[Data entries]
※
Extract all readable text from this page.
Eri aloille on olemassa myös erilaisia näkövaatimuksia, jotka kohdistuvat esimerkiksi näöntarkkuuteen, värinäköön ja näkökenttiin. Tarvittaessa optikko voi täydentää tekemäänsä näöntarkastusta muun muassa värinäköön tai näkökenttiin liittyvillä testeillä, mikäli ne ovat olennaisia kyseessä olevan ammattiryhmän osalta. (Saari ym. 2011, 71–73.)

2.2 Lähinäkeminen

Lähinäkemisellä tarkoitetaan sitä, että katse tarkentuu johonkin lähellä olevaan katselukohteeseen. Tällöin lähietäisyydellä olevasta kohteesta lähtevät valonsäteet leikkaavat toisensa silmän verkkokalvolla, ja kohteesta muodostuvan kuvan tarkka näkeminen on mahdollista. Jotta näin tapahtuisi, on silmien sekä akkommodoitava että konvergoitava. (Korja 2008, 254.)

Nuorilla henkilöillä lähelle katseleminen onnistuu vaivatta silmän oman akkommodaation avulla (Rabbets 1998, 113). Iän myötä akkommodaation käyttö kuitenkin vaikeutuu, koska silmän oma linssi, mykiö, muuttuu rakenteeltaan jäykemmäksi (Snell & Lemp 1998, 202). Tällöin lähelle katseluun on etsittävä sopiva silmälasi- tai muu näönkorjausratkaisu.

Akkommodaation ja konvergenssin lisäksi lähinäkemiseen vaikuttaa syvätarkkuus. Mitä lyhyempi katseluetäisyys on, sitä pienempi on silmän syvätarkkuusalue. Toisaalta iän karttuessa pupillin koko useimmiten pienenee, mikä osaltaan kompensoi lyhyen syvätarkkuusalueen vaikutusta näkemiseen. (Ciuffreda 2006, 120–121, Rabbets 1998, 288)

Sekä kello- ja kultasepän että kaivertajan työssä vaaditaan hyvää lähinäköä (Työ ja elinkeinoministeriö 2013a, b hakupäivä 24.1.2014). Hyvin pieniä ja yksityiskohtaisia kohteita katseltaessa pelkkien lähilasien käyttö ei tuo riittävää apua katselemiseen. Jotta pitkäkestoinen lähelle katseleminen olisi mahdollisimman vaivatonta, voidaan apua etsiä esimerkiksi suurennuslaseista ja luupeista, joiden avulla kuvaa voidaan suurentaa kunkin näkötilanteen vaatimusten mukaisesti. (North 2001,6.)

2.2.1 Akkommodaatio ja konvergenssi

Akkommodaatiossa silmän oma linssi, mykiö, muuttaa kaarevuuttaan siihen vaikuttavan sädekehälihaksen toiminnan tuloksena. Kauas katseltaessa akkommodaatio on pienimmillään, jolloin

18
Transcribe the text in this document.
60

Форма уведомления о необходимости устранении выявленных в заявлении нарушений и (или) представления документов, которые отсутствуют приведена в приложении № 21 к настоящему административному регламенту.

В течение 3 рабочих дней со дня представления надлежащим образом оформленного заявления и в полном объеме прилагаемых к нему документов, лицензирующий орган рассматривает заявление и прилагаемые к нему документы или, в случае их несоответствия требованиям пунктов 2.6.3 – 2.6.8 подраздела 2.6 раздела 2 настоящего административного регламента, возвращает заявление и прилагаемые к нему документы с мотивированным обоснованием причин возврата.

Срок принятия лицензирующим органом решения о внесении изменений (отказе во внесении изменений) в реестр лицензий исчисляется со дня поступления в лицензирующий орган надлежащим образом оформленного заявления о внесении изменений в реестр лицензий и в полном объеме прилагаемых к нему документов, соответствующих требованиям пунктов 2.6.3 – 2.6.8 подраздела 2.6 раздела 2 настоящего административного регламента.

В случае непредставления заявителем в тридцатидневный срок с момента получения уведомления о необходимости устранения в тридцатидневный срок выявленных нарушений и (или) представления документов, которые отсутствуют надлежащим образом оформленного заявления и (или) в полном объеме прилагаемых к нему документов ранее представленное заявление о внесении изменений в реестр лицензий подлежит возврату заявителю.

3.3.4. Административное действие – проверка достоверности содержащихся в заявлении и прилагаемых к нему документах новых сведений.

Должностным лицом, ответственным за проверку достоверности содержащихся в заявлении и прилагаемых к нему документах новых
※
Reproduce the listing shown above in its entirety, exactly.

Extract all readable text from this page.
Eri aloille on olemassa myös erilaisia näkövaatimuksia, jotka kohdistuvat esimerkiksi näöntarkkuuteen, värinäköön ja näkökenttiin. Tarvittaessa optikko voi täydentää tekemäänsä näöntarkastusta muun muassa värinäköön tai näkökenttiin liittyvillä testeillä, mikäli ne ovat olennaisia kyseessä olevan ammattiryhmän osalta. (Saari ym. 2011, 71–73.)

2.2 Lähinäkeminen

Lähinäkemisellä tarkoitetaan sitä, että katse tarkentuu johonkin lähellä olevaan katselukohteeseen. Tällöin lähietäisyydellä olevasta kohteesta lähtevät valonsäteet leikkaavat toisensa silmän verkkokalvolla, ja kohteesta muodostuvan kuvan tarkka näkeminen on mahdollista. Jotta näin tapahtuisi, on silmien sekä akkommodoitava että konvergoitava. (Korja 2008, 254.)

Nuorilla henkilöillä lähelle katseleminen onnistuu vaivatta silmän oman akkommodaation avulla (Rabbets 1998, 113). Iän myötä akkommodaation käyttö kuitenkin vaikeutuu, koska silmän oma linssi, mykiö, muuttuu rakenteeltaan jäykemmäksi (Snell & Lemp 1998, 202). Tällöin lähelle katseluun on etsittävä sopiva silmälasi- tai muu näönkorjausratkaisu.

Akkommodaation ja konvergenssin lisäksi lähinäkemiseen vaikuttaa syvätarkkuus. Mitä lyhyempi katseluetäisyys on, sitä pienempi on silmän syvätarkkuusalue. Toisaalta iän karttuessa pupillin koko useimmiten pienenee, mikä osaltaan kompensoi lyhyen syvätarkkuusalueen vaikutusta näkemiseen. (Ciuffreda 2006, 120–121, Rabbets 1998, 288)

Sekä kello- ja kultasepän että kaivertajan työssä vaaditaan hyvää lähinäköä (Työ ja elinkeinoministeriö 2013a, b hakupäivä 24.1.2014). Hyvin pieniä ja yksityiskohtaisia kohteita katseltaessa pelkkien lähilasien käyttö ei tuo riittävää apua katselemiseen. Jotta pitkäkestoinen lähelle katseleminen olisi mahdollisimman vaivatonta, voidaan apua etsiä esimerkiksi suurennuslaseista ja luupeista, joiden avulla kuvaa voidaan suurentaa kunkin näkötilanteen vaatimusten mukaisesti. (North 2001,6.)

2.2.1 Akkommodaatio ja konvergenssi

Akkommodaatiossa silmän oma linssi, mykiö, muuttaa kaarevuuttaan siihen vaikuttavan sädekehälihaksen toiminnan tuloksena. Kauas katseltaessa akkommodaatio on pienimmillään, jolloin

18
Transcribe the text in this document.
60

Форма уведомления о необходимости устранении выявленных в заявлении нарушений и (или) представления документов, которые отсутствуют приведена в приложении № 21 к настоящему административному регламенту.

В течение 3 рабочих дней со дня представления надлежащим образом оформленного заявления и в полном объеме прилагаемых к нему документов, лицензирующий орган рассматривает заявление и прилагаемые к нему документы или, в случае их несоответствия требованиям пунктов 2.6.3 – 2.6.8 подраздела 2.6 раздела 2 настоящего административного регламента, возвращает заявление и прилагаемые к нему документы с мотивированным обоснованием причин возврата.

Срок принятия лицензирующим органом решения о внесении изменений (отказе во внесении изменений) в реестр лицензий исчисляется со дня поступления в лицензирующий орган надлежащим образом оформленного заявления о внесении изменений в реестр лицензий и в полном объеме прилагаемых к нему документов, соответствующих требованиям пунктов 2.6.3 – 2.6.8 подраздела 2.6 раздела 2 настоящего административного регламента.

В случае непредставления заявителем в тридцатидневный срок с момента получения уведомления о необходимости устранения в тридцатидневный срок выявленных нарушений и (или) представления документов, которые отсутствуют надлежащим образом оформленного заявления и (или) в полном объеме прилагаемых к нему документов ранее представленное заявление о внесении изменений в реестр лицензий подлежит возврату заявителю.

3.3.4. Административное действие – проверка достоверности содержащихся в заявлении и прилагаемых к нему документах новых сведений.

Должностным лицом, ответственным за проверку достоверности содержащихся в заявлении и прилагаемых к нему документах новых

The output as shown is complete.